In the entries below, find the lines that contain the word "JSON" and copy them.

=-=-=

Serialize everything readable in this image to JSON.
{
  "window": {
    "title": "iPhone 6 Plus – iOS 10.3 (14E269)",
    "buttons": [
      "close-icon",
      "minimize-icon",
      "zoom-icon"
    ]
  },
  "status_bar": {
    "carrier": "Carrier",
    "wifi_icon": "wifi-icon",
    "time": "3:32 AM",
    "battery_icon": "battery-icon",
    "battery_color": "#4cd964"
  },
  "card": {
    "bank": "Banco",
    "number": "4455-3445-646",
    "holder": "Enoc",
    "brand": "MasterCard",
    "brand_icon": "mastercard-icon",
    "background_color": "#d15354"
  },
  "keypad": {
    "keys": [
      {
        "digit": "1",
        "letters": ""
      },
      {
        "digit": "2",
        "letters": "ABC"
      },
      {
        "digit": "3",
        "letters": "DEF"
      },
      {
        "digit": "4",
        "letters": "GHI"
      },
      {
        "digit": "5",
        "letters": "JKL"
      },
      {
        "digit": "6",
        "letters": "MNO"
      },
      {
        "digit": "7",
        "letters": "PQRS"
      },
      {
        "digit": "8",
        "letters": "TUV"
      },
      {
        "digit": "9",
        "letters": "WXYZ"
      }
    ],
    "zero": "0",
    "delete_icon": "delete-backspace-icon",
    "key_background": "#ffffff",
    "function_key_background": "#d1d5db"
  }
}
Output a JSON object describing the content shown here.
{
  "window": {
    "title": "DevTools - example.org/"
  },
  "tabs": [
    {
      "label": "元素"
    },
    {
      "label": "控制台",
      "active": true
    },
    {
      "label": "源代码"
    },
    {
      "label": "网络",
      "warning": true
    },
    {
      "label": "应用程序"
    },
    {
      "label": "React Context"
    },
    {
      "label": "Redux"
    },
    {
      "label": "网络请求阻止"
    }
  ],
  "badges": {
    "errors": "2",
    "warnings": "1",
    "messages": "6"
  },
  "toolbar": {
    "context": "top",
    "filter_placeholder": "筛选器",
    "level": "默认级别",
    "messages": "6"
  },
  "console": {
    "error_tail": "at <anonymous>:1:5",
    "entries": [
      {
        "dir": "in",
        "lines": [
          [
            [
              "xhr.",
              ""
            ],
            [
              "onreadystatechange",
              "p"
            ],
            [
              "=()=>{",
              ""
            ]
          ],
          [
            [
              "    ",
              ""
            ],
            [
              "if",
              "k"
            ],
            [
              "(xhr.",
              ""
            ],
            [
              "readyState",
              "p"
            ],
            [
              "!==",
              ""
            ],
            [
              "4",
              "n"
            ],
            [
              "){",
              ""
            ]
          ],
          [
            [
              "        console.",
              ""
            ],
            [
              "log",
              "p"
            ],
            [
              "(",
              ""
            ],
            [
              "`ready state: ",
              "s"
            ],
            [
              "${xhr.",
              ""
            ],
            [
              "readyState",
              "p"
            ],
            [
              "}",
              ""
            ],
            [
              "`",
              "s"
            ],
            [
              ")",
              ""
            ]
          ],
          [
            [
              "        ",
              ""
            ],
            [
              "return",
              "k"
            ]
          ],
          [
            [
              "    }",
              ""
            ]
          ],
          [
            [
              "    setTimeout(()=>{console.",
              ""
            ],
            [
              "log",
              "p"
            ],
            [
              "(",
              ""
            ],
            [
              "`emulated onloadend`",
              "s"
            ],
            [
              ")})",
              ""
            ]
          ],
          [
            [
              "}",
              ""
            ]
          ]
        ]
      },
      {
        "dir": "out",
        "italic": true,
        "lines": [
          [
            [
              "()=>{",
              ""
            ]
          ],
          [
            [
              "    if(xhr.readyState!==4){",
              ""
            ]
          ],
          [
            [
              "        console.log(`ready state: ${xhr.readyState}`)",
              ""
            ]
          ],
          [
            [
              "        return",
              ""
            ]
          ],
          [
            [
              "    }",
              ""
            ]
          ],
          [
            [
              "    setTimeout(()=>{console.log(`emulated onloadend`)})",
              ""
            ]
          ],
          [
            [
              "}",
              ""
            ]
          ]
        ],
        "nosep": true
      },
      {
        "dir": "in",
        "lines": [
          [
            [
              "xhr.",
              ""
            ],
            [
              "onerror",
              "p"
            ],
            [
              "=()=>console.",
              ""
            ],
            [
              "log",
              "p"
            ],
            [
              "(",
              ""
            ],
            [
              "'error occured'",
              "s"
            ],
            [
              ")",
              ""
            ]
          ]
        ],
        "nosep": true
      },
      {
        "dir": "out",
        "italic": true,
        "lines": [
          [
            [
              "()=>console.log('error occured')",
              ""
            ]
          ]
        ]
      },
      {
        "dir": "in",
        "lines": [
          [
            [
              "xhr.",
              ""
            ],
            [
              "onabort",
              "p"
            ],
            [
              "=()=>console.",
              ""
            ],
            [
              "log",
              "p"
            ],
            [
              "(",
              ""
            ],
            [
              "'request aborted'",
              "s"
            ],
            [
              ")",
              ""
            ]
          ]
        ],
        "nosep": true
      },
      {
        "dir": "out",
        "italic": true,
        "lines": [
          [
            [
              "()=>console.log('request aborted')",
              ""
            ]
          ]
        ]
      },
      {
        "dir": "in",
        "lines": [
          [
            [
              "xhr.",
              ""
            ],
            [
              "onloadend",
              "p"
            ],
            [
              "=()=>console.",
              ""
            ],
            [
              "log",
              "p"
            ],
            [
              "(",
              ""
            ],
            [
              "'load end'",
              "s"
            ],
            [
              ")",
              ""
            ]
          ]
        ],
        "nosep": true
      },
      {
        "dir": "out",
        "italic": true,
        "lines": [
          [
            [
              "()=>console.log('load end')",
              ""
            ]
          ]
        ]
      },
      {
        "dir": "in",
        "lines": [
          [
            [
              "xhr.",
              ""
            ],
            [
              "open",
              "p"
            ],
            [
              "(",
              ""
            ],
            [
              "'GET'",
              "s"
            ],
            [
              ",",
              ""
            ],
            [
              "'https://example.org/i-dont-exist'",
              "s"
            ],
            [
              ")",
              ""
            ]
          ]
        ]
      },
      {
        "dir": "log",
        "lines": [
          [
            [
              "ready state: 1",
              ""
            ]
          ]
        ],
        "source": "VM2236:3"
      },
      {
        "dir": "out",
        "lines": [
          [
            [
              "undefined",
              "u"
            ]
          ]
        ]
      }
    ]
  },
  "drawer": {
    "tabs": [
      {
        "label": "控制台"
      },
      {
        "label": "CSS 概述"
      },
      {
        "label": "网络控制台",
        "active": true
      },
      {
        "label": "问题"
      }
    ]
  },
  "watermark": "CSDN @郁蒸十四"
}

=-=-=

» **Result of this exercise**
Serialize everything readable in this image to JSON.
Output a JSON object describing the content shown here.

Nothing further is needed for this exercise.